▶ [YOUR TASK]
Below is a listing; copy all of it exactly.

▶ [GIVEN ENTRIES]

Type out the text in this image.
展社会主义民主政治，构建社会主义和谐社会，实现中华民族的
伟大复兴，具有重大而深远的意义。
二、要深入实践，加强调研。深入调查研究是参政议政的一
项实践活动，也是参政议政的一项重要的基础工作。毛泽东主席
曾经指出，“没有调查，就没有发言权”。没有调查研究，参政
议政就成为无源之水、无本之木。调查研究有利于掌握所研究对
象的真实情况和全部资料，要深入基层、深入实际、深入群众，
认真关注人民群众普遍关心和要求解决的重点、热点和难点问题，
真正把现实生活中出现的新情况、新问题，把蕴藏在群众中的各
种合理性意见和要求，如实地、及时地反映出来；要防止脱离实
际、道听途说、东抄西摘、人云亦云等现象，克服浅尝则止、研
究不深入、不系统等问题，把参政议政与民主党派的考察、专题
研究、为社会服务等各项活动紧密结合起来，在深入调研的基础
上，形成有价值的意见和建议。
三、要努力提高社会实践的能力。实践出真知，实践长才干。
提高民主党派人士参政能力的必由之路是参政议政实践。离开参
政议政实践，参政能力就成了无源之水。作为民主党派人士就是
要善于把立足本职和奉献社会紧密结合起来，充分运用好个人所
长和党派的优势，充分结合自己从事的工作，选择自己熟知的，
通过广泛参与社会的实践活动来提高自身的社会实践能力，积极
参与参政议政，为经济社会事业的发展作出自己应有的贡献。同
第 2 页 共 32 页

▶ [FINISHED TASK]
Type out the text in this image.
展社会主义民主政治，构建社会主义和谐社会，实现中华民族的
伟大复兴，具有重大而深远的意义。
二、要深入实践，加强调研。深入调查研究是参政议政的一
项实践活动，也是参政议政的一项重要的基础工作。毛泽东主席
曾经指出，“没有调查，就没有发言权”。没有调查研究，参政
议政就成为无源之水、无本之木。调查研究有利于掌握所研究对
象的真实情况和全部资料，要深入基层、深入实际、深入群众，
认真关注人民群众普遍关心和要求解决的重点、热点和难点问题，
真正把现实生活中出现的新情况、新问题，把蕴藏在群众中的各
种合理性意见和要求，如实地、及时地反映出来；要防止脱离实
际、道听途说、东抄西摘、人云亦云等现象，克服浅尝则止、研
究不深入、不系统等问题，把参政议政与民主党派的考察、专题
研究、为社会服务等各项活动紧密结合起来，在深入调研的基础
上，形成有价值的意见和建议。
三、要努力提高社会实践的能力。实践出真知，实践长才干。
提高民主党派人士参政能力的必由之路是参政议政实践。离开参
政议政实践，参政能力就成了无源之水。作为民主党派人士就是
要善于把立足本职和奉献社会紧密结合起来，充分运用好个人所
长和党派的优势，充分结合自己从事的工作，选择自己熟知的，
通过广泛参与社会的实践活动来提高自身的社会实践能力，积极
参与参政议政，为经济社会事业的发展作出自己应有的贡献。同
第 2 页 共 32 页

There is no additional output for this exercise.